WHAT THE TASK ASKS. Everything in the listing except the pictures should be written out exactly.

* * * *

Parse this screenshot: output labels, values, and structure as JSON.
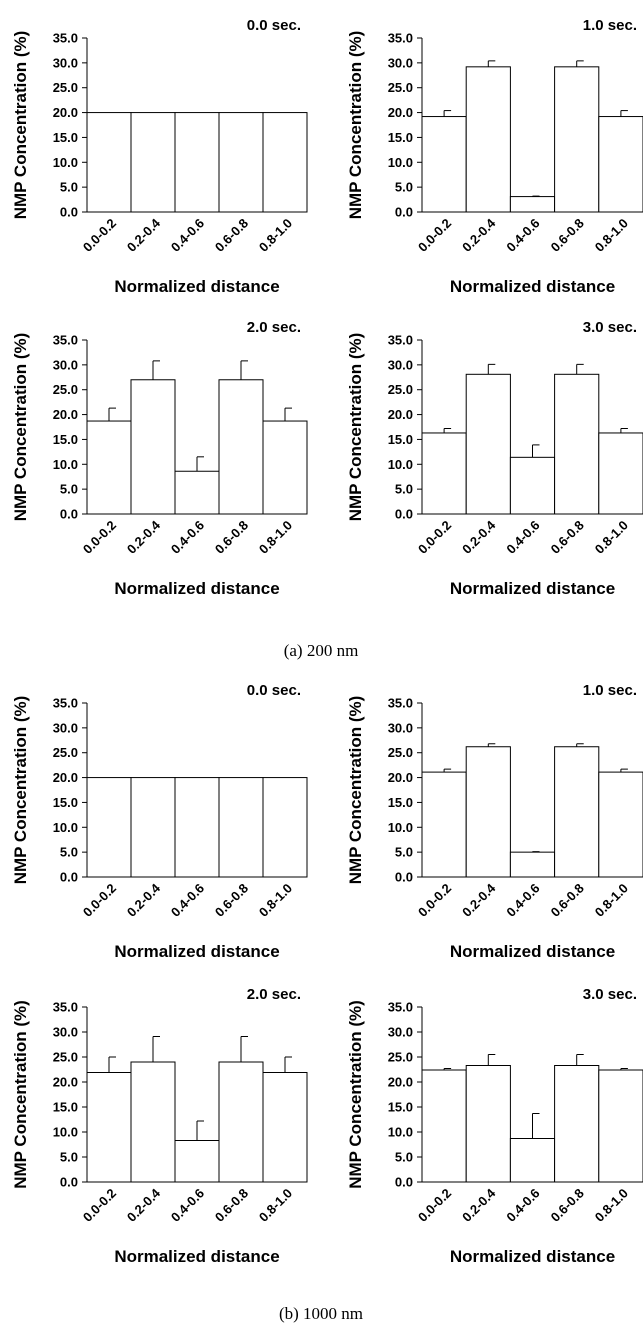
{
  "captions": [
    "(a) 200 nm",
    "(b) 1000 nm"
  ],
  "chart_data": [
    {
      "type": "bar",
      "group": 0,
      "title": "0.0 sec.",
      "xlabel": "Normalized distance",
      "ylabel": "NMP Concentration (%)",
      "categories": [
        "0.0-0.2",
        "0.2-0.4",
        "0.4-0.6",
        "0.6-0.8",
        "0.8-1.0"
      ],
      "values": [
        20.0,
        20.0,
        20.0,
        20.0,
        20.0
      ],
      "errors": [
        0,
        0,
        0,
        0,
        0
      ],
      "ylim": [
        0,
        35
      ],
      "yticks": [
        "0.0",
        "5.0",
        "10.0",
        "15.0",
        "20.0",
        "25.0",
        "30.0",
        "35.0"
      ],
      "grid": false
    },
    {
      "type": "bar",
      "group": 0,
      "title": "1.0 sec.",
      "xlabel": "Normalized distance",
      "ylabel": "NMP Concentration (%)",
      "categories": [
        "0.0-0.2",
        "0.2-0.4",
        "0.4-0.6",
        "0.6-0.8",
        "0.8-1.0"
      ],
      "values": [
        19.2,
        29.2,
        3.1,
        29.2,
        19.2
      ],
      "errors": [
        1.2,
        1.2,
        0.1,
        1.2,
        1.2
      ],
      "ylim": [
        0,
        35
      ],
      "yticks": [
        "0.0",
        "5.0",
        "10.0",
        "15.0",
        "20.0",
        "25.0",
        "30.0",
        "35.0"
      ],
      "grid": false
    },
    {
      "type": "bar",
      "group": 0,
      "title": "2.0 sec.",
      "xlabel": "Normalized distance",
      "ylabel": "NMP Concentration (%)",
      "categories": [
        "0.0-0.2",
        "0.2-0.4",
        "0.4-0.6",
        "0.6-0.8",
        "0.8-1.0"
      ],
      "values": [
        18.7,
        27.0,
        8.6,
        27.0,
        18.7
      ],
      "errors": [
        2.6,
        3.8,
        2.9,
        3.8,
        2.6
      ],
      "ylim": [
        0,
        35
      ],
      "yticks": [
        "0.0",
        "5.0",
        "10.0",
        "15.0",
        "20.0",
        "25.0",
        "30.0",
        "35.0"
      ],
      "grid": false
    },
    {
      "type": "bar",
      "group": 0,
      "title": "3.0 sec.",
      "xlabel": "Normalized distance",
      "ylabel": "NMP Concentration (%)",
      "categories": [
        "0.0-0.2",
        "0.2-0.4",
        "0.4-0.6",
        "0.6-0.8",
        "0.8-1.0"
      ],
      "values": [
        16.3,
        28.1,
        11.4,
        28.1,
        16.3
      ],
      "errors": [
        0.9,
        2.0,
        2.5,
        2.0,
        0.9
      ],
      "ylim": [
        0,
        35
      ],
      "yticks": [
        "0.0",
        "5.0",
        "10.0",
        "15.0",
        "20.0",
        "25.0",
        "30.0",
        "35.0"
      ],
      "grid": false
    },
    {
      "type": "bar",
      "group": 1,
      "title": "0.0 sec.",
      "xlabel": "Normalized distance",
      "ylabel": "NMP Concentration (%)",
      "categories": [
        "0.0-0.2",
        "0.2-0.4",
        "0.4-0.6",
        "0.6-0.8",
        "0.8-1.0"
      ],
      "values": [
        20.0,
        20.0,
        20.0,
        20.0,
        20.0
      ],
      "errors": [
        0,
        0,
        0,
        0,
        0
      ],
      "ylim": [
        0,
        35
      ],
      "yticks": [
        "0.0",
        "5.0",
        "10.0",
        "15.0",
        "20.0",
        "25.0",
        "30.0",
        "35.0"
      ],
      "grid": false
    },
    {
      "type": "bar",
      "group": 1,
      "title": "1.0 sec.",
      "xlabel": "Normalized distance",
      "ylabel": "NMP Concentration (%)",
      "categories": [
        "0.0-0.2",
        "0.2-0.4",
        "0.4-0.6",
        "0.6-0.8",
        "0.8-1.0"
      ],
      "values": [
        21.1,
        26.2,
        5.0,
        26.2,
        21.1
      ],
      "errors": [
        0.6,
        0.6,
        0.1,
        0.6,
        0.6
      ],
      "ylim": [
        0,
        35
      ],
      "yticks": [
        "0.0",
        "5.0",
        "10.0",
        "15.0",
        "20.0",
        "25.0",
        "30.0",
        "35.0"
      ],
      "grid": false
    },
    {
      "type": "bar",
      "group": 1,
      "title": "2.0 sec.",
      "xlabel": "Normalized distance",
      "ylabel": "NMP Concentration (%)",
      "categories": [
        "0.0-0.2",
        "0.2-0.4",
        "0.4-0.6",
        "0.6-0.8",
        "0.8-1.0"
      ],
      "values": [
        21.9,
        24.0,
        8.3,
        24.0,
        21.9
      ],
      "errors": [
        3.1,
        5.1,
        3.9,
        5.1,
        3.1
      ],
      "ylim": [
        0,
        35
      ],
      "yticks": [
        "0.0",
        "5.0",
        "10.0",
        "15.0",
        "20.0",
        "25.0",
        "30.0",
        "35.0"
      ],
      "grid": false
    },
    {
      "type": "bar",
      "group": 1,
      "title": "3.0 sec.",
      "xlabel": "Normalized distance",
      "ylabel": "NMP Concentration (%)",
      "categories": [
        "0.0-0.2",
        "0.2-0.4",
        "0.4-0.6",
        "0.6-0.8",
        "0.8-1.0"
      ],
      "values": [
        22.4,
        23.3,
        8.7,
        23.3,
        22.4
      ],
      "errors": [
        0.3,
        2.2,
        5.0,
        2.2,
        0.3
      ],
      "ylim": [
        0,
        35
      ],
      "yticks": [
        "0.0",
        "5.0",
        "10.0",
        "15.0",
        "20.0",
        "25.0",
        "30.0",
        "35.0"
      ],
      "grid": false
    }
  ]
}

* * * *

EXERCISE RESULT.
Parse this screenshot: output labels, values, and structure as JSON.
{
  "captions": [
    "(a) 200 nm",
    "(b) 1000 nm"
  ],
  "chart_data": [
    {
      "type": "bar",
      "group": 0,
      "title": "0.0 sec.",
      "xlabel": "Normalized distance",
      "ylabel": "NMP Concentration (%)",
      "categories": [
        "0.0-0.2",
        "0.2-0.4",
        "0.4-0.6",
        "0.6-0.8",
        "0.8-1.0"
      ],
      "values": [
        20.0,
        20.0,
        20.0,
        20.0,
        20.0
      ],
      "errors": [
        0,
        0,
        0,
        0,
        0
      ],
      "ylim": [
        0,
        35
      ],
      "yticks": [
        "0.0",
        "5.0",
        "10.0",
        "15.0",
        "20.0",
        "25.0",
        "30.0",
        "35.0"
      ],
      "grid": false
    },
    {
      "type": "bar",
      "group": 0,
      "title": "1.0 sec.",
      "xlabel": "Normalized distance",
      "ylabel": "NMP Concentration (%)",
      "categories": [
        "0.0-0.2",
        "0.2-0.4",
        "0.4-0.6",
        "0.6-0.8",
        "0.8-1.0"
      ],
      "values": [
        19.2,
        29.2,
        3.1,
        29.2,
        19.2
      ],
      "errors": [
        1.2,
        1.2,
        0.1,
        1.2,
        1.2
      ],
      "ylim": [
        0,
        35
      ],
      "yticks": [
        "0.0",
        "5.0",
        "10.0",
        "15.0",
        "20.0",
        "25.0",
        "30.0",
        "35.0"
      ],
      "grid": false
    },
    {
      "type": "bar",
      "group": 0,
      "title": "2.0 sec.",
      "xlabel": "Normalized distance",
      "ylabel": "NMP Concentration (%)",
      "categories": [
        "0.0-0.2",
        "0.2-0.4",
        "0.4-0.6",
        "0.6-0.8",
        "0.8-1.0"
      ],
      "values": [
        18.7,
        27.0,
        8.6,
        27.0,
        18.7
      ],
      "errors": [
        2.6,
        3.8,
        2.9,
        3.8,
        2.6
      ],
      "ylim": [
        0,
        35
      ],
      "yticks": [
        "0.0",
        "5.0",
        "10.0",
        "15.0",
        "20.0",
        "25.0",
        "30.0",
        "35.0"
      ],
      "grid": false
    },
    {
      "type": "bar",
      "group": 0,
      "title": "3.0 sec.",
      "xlabel": "Normalized distance",
      "ylabel": "NMP Concentration (%)",
      "categories": [
        "0.0-0.2",
        "0.2-0.4",
        "0.4-0.6",
        "0.6-0.8",
        "0.8-1.0"
      ],
      "values": [
        16.3,
        28.1,
        11.4,
        28.1,
        16.3
      ],
      "errors": [
        0.9,
        2.0,
        2.5,
        2.0,
        0.9
      ],
      "ylim": [
        0,
        35
      ],
      "yticks": [
        "0.0",
        "5.0",
        "10.0",
        "15.0",
        "20.0",
        "25.0",
        "30.0",
        "35.0"
      ],
      "grid": false
    },
    {
      "type": "bar",
      "group": 1,
      "title": "0.0 sec.",
      "xlabel": "Normalized distance",
      "ylabel": "NMP Concentration (%)",
      "categories": [
        "0.0-0.2",
        "0.2-0.4",
        "0.4-0.6",
        "0.6-0.8",
        "0.8-1.0"
      ],
      "values": [
        20.0,
        20.0,
        20.0,
        20.0,
        20.0
      ],
      "errors": [
        0,
        0,
        0,
        0,
        0
      ],
      "ylim": [
        0,
        35
      ],
      "yticks": [
        "0.0",
        "5.0",
        "10.0",
        "15.0",
        "20.0",
        "25.0",
        "30.0",
        "35.0"
      ],
      "grid": false
    },
    {
      "type": "bar",
      "group": 1,
      "title": "1.0 sec.",
      "xlabel": "Normalized distance",
      "ylabel": "NMP Concentration (%)",
      "categories": [
        "0.0-0.2",
        "0.2-0.4",
        "0.4-0.6",
        "0.6-0.8",
        "0.8-1.0"
      ],
      "values": [
        21.1,
        26.2,
        5.0,
        26.2,
        21.1
      ],
      "errors": [
        0.6,
        0.6,
        0.1,
        0.6,
        0.6
      ],
      "ylim": [
        0,
        35
      ],
      "yticks": [
        "0.0",
        "5.0",
        "10.0",
        "15.0",
        "20.0",
        "25.0",
        "30.0",
        "35.0"
      ],
      "grid": false
    },
    {
      "type": "bar",
      "group": 1,
      "title": "2.0 sec.",
      "xlabel": "Normalized distance",
      "ylabel": "NMP Concentration (%)",
      "categories": [
        "0.0-0.2",
        "0.2-0.4",
        "0.4-0.6",
        "0.6-0.8",
        "0.8-1.0"
      ],
      "values": [
        21.9,
        24.0,
        8.3,
        24.0,
        21.9
      ],
      "errors": [
        3.1,
        5.1,
        3.9,
        5.1,
        3.1
      ],
      "ylim": [
        0,
        35
      ],
      "yticks": [
        "0.0",
        "5.0",
        "10.0",
        "15.0",
        "20.0",
        "25.0",
        "30.0",
        "35.0"
      ],
      "grid": false
    },
    {
      "type": "bar",
      "group": 1,
      "title": "3.0 sec.",
      "xlabel": "Normalized distance",
      "ylabel": "NMP Concentration (%)",
      "categories": [
        "0.0-0.2",
        "0.2-0.4",
        "0.4-0.6",
        "0.6-0.8",
        "0.8-1.0"
      ],
      "values": [
        22.4,
        23.3,
        8.7,
        23.3,
        22.4
      ],
      "errors": [
        0.3,
        2.2,
        5.0,
        2.2,
        0.3
      ],
      "ylim": [
        0,
        35
      ],
      "yticks": [
        "0.0",
        "5.0",
        "10.0",
        "15.0",
        "20.0",
        "25.0",
        "30.0",
        "35.0"
      ],
      "grid": false
    }
  ]
}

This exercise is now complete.